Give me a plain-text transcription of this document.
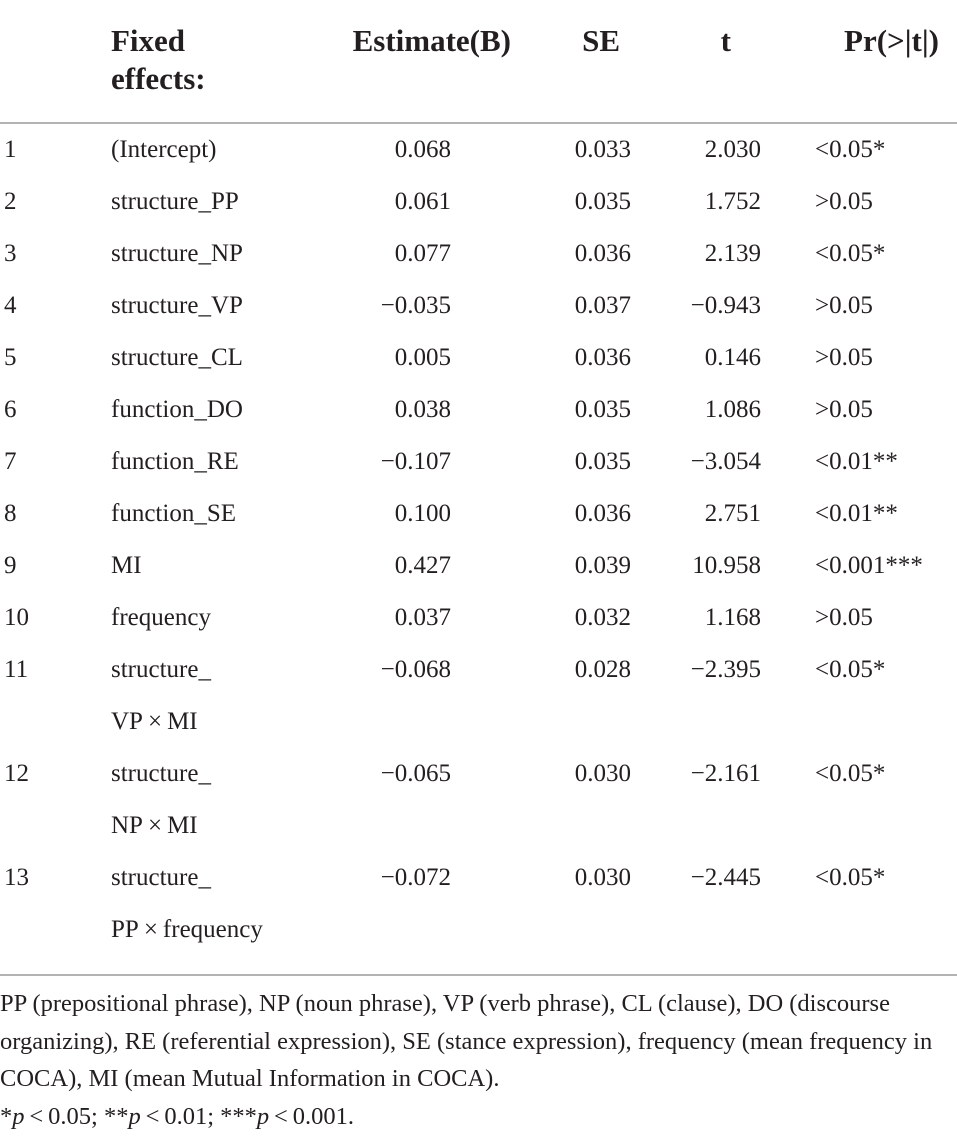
Fixed
effects:
Estimate(B) SE	t	Pr(>|t|)
1	(Intercept)	0.068	0.033	2.030 <0.05*
2	structure_PP	0.061	0.035	1.752 >0.05
3	structure_NP	0.077	0.036	2.139 <0.05*
4	structure_VP	−0.035	0.037 −0.943 >0.05
5	structure_CL	0.005	0.036	0.146 >0.05
6	function_DO	0.038	0.035	1.086 >0.05
7	function_RE	−0.107	0.035 −3.054 <0.01**
8	function_SE	0.100	0.036	2.751 <0.01**
9	MI	0.427	0.039 10.958 <0.001***
10	frequency	0.037	0.032	1.168 >0.05
11	structure_	−0.068	0.028 −2.395 <0.05*
VP × MI
12	structure_	−0.065	0.030 −2.161 <0.05*
NP × MI
13	structure_	−0.072	0.030 −2.445 <0.05*
PP × frequency

PP (prepositional phrase), NP (noun phrase), VP (verb phrase), CL (clause), DO (discourse organizing), RE (referential expression), SE (stance expression), frequency (mean frequency in COCA), MI (mean Mutual Information in COCA).

*p < 0.05; **p < 0.01; ***p < 0.001.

Given exercise >> Find how many lines of the entries contain "frequency". Respond with the number only.

Correct output >> 3